▸ INSTRUCTIONS TO FOLLOW:
What is the number of lines in the data that hold the string "vous"? Reply with that number only.

── MATERIAL FOR THIS TASK

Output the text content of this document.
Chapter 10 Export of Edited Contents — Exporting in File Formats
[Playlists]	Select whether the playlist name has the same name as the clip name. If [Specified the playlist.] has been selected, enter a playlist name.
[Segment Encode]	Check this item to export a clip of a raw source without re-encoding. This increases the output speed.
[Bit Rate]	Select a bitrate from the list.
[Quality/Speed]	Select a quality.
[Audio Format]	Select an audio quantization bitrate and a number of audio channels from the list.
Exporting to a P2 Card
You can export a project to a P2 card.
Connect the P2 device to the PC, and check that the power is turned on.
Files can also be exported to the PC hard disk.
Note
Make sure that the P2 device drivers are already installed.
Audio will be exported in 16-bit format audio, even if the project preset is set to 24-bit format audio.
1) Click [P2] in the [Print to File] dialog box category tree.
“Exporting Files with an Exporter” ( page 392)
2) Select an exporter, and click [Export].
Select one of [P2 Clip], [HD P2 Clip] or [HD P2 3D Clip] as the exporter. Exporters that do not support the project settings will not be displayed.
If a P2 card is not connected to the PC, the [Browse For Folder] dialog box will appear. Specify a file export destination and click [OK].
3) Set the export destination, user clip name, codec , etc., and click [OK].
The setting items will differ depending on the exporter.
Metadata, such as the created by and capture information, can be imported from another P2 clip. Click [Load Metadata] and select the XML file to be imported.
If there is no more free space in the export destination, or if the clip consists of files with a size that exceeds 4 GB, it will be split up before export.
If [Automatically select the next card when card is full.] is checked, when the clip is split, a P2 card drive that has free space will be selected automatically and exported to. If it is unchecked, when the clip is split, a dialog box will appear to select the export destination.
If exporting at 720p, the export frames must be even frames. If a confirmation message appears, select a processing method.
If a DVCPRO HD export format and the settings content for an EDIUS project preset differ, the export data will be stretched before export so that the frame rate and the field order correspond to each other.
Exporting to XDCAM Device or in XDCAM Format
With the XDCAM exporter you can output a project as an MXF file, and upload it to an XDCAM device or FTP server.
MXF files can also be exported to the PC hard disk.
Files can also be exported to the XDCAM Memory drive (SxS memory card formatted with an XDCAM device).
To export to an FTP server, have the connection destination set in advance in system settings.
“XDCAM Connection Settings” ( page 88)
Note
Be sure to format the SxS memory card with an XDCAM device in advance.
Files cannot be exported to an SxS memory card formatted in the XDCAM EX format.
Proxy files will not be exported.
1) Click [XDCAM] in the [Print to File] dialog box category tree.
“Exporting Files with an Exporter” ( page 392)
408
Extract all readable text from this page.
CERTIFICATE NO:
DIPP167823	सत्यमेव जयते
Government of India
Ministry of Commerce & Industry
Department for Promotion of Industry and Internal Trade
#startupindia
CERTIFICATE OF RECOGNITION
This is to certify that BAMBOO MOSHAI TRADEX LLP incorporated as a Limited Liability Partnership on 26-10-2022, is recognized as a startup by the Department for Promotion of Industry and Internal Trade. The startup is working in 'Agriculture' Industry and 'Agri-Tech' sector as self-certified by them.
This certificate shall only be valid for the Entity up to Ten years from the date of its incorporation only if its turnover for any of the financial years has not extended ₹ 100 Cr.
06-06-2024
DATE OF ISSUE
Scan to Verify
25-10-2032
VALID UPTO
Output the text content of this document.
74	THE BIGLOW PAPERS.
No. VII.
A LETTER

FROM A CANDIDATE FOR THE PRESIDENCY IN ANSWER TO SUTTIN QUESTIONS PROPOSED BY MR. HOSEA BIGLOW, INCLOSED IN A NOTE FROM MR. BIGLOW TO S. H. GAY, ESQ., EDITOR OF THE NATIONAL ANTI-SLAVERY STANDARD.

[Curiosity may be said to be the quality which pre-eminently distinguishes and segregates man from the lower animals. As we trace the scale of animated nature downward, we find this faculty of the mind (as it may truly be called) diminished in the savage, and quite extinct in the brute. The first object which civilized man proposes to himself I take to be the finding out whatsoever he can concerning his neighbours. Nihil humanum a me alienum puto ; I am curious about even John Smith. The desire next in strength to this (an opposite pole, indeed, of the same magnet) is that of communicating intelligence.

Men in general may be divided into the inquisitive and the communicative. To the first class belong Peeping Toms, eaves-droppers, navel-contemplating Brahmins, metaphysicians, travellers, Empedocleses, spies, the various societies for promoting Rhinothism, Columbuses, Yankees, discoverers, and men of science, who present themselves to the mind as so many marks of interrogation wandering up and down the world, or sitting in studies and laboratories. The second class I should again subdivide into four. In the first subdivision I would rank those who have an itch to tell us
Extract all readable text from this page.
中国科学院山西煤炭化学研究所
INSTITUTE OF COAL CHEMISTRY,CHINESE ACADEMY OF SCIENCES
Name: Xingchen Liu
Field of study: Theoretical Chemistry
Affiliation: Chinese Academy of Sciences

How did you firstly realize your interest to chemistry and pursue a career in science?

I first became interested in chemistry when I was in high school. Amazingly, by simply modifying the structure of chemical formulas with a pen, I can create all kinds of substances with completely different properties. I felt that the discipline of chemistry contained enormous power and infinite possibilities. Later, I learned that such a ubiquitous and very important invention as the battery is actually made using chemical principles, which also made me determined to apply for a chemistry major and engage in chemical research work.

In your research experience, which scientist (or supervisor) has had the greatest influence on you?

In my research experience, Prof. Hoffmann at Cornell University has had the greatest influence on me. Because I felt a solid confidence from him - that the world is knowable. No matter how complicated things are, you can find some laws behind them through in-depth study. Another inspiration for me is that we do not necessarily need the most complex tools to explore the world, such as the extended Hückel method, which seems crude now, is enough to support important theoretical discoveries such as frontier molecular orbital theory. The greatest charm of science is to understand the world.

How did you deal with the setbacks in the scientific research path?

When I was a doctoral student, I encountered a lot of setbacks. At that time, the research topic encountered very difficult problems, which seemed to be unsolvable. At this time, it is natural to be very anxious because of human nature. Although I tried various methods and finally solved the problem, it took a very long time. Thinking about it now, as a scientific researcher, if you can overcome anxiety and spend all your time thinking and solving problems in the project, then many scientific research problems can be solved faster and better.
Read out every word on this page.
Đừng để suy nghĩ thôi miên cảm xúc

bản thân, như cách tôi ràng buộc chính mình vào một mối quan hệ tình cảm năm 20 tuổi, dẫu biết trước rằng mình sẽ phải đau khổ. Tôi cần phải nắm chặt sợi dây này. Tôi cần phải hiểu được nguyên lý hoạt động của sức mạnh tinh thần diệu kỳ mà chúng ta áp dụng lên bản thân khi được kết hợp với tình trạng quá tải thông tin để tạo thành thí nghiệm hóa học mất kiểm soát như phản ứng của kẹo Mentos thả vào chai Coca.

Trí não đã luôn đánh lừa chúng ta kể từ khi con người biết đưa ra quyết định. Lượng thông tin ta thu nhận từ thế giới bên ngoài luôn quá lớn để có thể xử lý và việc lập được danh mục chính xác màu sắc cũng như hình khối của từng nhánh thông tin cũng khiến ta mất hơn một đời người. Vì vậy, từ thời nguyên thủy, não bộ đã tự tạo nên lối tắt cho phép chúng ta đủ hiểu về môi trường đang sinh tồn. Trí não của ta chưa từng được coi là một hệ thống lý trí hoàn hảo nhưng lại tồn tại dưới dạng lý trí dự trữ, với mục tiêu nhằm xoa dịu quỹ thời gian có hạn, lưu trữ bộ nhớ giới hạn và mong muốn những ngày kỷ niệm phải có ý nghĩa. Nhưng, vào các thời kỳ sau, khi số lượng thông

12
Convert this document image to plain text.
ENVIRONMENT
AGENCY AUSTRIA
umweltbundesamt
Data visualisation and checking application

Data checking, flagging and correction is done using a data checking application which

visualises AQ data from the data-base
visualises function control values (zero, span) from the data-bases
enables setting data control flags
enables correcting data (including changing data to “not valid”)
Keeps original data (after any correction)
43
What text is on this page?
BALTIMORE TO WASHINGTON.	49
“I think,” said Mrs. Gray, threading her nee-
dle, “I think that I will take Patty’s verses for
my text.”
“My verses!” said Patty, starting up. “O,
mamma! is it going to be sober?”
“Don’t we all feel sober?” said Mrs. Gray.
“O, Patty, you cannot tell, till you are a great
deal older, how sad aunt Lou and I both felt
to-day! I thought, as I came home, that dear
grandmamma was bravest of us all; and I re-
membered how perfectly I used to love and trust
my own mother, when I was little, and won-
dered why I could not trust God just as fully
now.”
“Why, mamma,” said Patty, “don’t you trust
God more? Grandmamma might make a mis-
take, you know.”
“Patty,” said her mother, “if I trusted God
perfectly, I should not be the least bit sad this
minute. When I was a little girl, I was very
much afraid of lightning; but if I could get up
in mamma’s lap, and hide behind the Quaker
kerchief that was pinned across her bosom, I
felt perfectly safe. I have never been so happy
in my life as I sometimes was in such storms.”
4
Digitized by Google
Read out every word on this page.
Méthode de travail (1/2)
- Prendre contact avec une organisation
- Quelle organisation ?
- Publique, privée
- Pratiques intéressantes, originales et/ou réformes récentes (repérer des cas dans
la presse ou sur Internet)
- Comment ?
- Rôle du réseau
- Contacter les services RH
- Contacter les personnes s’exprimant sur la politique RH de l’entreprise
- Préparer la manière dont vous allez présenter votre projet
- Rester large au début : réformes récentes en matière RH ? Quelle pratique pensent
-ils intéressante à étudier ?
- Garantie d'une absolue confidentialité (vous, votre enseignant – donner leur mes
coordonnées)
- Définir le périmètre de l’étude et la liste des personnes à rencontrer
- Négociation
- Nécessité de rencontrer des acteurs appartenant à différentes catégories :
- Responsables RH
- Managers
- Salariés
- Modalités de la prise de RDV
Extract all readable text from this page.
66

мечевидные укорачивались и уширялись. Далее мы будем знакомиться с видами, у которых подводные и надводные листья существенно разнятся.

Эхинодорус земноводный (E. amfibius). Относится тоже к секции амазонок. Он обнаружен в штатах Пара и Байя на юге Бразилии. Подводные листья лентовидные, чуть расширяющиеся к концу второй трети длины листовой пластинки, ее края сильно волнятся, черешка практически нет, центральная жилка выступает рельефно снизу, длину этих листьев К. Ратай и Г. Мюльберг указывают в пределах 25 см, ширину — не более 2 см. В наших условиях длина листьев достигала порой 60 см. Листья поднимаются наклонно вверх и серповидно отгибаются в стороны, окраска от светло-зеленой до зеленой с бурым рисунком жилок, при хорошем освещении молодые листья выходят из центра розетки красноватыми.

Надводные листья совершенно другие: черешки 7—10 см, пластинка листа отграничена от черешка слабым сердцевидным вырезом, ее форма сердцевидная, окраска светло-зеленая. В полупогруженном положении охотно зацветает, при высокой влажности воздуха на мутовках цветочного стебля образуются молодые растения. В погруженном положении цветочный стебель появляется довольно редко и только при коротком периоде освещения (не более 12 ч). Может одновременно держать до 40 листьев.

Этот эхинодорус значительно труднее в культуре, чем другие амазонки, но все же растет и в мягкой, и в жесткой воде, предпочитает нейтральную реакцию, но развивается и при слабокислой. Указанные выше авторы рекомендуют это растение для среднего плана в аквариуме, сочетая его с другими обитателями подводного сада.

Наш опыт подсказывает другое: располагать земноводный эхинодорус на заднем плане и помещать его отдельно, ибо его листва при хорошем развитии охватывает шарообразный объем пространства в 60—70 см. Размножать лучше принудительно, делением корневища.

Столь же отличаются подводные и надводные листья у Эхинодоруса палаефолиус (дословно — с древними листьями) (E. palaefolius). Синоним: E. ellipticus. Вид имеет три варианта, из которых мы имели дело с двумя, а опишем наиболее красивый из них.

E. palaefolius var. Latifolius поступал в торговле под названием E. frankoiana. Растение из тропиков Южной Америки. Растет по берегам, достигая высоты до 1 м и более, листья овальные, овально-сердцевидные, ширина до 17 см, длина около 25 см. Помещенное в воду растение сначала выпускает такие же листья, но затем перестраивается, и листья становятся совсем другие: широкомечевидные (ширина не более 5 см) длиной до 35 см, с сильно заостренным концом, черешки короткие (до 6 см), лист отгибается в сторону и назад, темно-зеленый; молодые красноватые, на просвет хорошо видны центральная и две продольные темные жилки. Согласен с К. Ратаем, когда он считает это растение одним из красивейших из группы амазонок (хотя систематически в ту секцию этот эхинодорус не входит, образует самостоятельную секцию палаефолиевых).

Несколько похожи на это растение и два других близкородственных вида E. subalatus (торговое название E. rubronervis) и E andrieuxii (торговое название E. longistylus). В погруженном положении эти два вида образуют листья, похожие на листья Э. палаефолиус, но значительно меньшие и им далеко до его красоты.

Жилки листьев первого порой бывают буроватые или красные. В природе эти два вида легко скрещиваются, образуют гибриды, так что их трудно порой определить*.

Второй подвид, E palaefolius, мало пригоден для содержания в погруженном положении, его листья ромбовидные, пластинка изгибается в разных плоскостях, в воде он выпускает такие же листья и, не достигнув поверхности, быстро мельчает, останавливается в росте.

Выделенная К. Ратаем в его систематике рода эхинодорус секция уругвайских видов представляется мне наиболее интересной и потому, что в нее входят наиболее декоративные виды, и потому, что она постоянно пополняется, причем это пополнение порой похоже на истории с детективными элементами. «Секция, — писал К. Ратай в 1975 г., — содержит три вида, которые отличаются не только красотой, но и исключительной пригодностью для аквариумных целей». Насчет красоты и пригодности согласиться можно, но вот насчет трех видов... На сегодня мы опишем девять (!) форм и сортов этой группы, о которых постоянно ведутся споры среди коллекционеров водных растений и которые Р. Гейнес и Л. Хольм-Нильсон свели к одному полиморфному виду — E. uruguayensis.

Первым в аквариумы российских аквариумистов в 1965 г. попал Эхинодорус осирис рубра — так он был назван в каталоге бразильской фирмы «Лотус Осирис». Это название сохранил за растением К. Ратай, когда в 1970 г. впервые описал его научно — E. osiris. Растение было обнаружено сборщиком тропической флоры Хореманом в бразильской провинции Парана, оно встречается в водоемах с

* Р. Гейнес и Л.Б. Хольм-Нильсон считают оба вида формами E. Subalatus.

────

▸ RESULT FOR THIS EXERCISE:
2